◆ **DIRECTIONS FOR THIS TASK**:
Write out all of the data without omission, exactly as shown.

— START ENTRIES —

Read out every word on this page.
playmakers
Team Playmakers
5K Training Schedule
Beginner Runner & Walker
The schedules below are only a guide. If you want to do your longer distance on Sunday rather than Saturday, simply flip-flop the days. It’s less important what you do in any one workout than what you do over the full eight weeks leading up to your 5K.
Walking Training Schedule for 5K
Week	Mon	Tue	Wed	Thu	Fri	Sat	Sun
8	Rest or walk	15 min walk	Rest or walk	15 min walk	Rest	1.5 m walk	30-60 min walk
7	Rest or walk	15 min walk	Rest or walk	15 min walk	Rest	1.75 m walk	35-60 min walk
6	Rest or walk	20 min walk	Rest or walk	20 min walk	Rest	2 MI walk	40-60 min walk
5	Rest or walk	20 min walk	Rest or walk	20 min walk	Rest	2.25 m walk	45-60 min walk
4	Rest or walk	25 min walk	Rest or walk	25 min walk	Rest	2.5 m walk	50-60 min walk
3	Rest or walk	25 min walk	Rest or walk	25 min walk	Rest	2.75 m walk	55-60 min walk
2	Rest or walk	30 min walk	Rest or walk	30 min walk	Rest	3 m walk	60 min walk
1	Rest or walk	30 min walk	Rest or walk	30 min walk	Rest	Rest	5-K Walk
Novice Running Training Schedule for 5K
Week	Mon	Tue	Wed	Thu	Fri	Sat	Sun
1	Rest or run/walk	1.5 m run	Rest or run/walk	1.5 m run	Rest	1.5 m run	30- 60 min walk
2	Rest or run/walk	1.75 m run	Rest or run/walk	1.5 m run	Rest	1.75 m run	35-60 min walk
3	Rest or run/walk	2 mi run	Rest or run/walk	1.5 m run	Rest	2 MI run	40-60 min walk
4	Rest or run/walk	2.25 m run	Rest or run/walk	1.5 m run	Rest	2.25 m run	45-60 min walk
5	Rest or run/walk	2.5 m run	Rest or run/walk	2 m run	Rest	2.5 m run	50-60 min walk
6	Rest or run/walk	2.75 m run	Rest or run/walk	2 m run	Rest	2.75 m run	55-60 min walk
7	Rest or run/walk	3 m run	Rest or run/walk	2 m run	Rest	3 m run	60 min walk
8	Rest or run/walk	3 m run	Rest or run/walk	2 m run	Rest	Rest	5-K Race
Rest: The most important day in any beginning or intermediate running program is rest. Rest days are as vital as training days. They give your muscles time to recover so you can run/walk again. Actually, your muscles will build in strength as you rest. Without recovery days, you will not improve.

— END ENTRIES —

◆ **OUTPUT OF THE TASK**:
Read out every word on this page.
playmakers
Team Playmakers
5K Training Schedule
Beginner Runner & Walker
The schedules below are only a guide. If you want to do your longer distance on Sunday rather than Saturday, simply flip-flop the days. It’s less important what you do in any one workout than what you do over the full eight weeks leading up to your 5K.
Walking Training Schedule for 5K
Week	Mon	Tue	Wed	Thu	Fri	Sat	Sun
8	Rest or walk	15 min walk	Rest or walk	15 min walk	Rest	1.5 m walk	30-60 min walk
7	Rest or walk	15 min walk	Rest or walk	15 min walk	Rest	1.75 m walk	35-60 min walk
6	Rest or walk	20 min walk	Rest or walk	20 min walk	Rest	2 MI walk	40-60 min walk
5	Rest or walk	20 min walk	Rest or walk	20 min walk	Rest	2.25 m walk	45-60 min walk
4	Rest or walk	25 min walk	Rest or walk	25 min walk	Rest	2.5 m walk	50-60 min walk
3	Rest or walk	25 min walk	Rest or walk	25 min walk	Rest	2.75 m walk	55-60 min walk
2	Rest or walk	30 min walk	Rest or walk	30 min walk	Rest	3 m walk	60 min walk
1	Rest or walk	30 min walk	Rest or walk	30 min walk	Rest	Rest	5-K Walk
Novice Running Training Schedule for 5K
Week	Mon	Tue	Wed	Thu	Fri	Sat	Sun
1	Rest or run/walk	1.5 m run	Rest or run/walk	1.5 m run	Rest	1.5 m run	30- 60 min walk
2	Rest or run/walk	1.75 m run	Rest or run/walk	1.5 m run	Rest	1.75 m run	35-60 min walk
3	Rest or run/walk	2 mi run	Rest or run/walk	1.5 m run	Rest	2 MI run	40-60 min walk
4	Rest or run/walk	2.25 m run	Rest or run/walk	1.5 m run	Rest	2.25 m run	45-60 min walk
5	Rest or run/walk	2.5 m run	Rest or run/walk	2 m run	Rest	2.5 m run	50-60 min walk
6	Rest or run/walk	2.75 m run	Rest or run/walk	2 m run	Rest	2.75 m run	55-60 min walk
7	Rest or run/walk	3 m run	Rest or run/walk	2 m run	Rest	3 m run	60 min walk
8	Rest or run/walk	3 m run	Rest or run/walk	2 m run	Rest	Rest	5-K Race
Rest: The most important day in any beginning or intermediate running program is rest. Rest days are as vital as training days. They give your muscles time to recover so you can run/walk again. Actually, your muscles will build in strength as you rest. Without recovery days, you will not improve.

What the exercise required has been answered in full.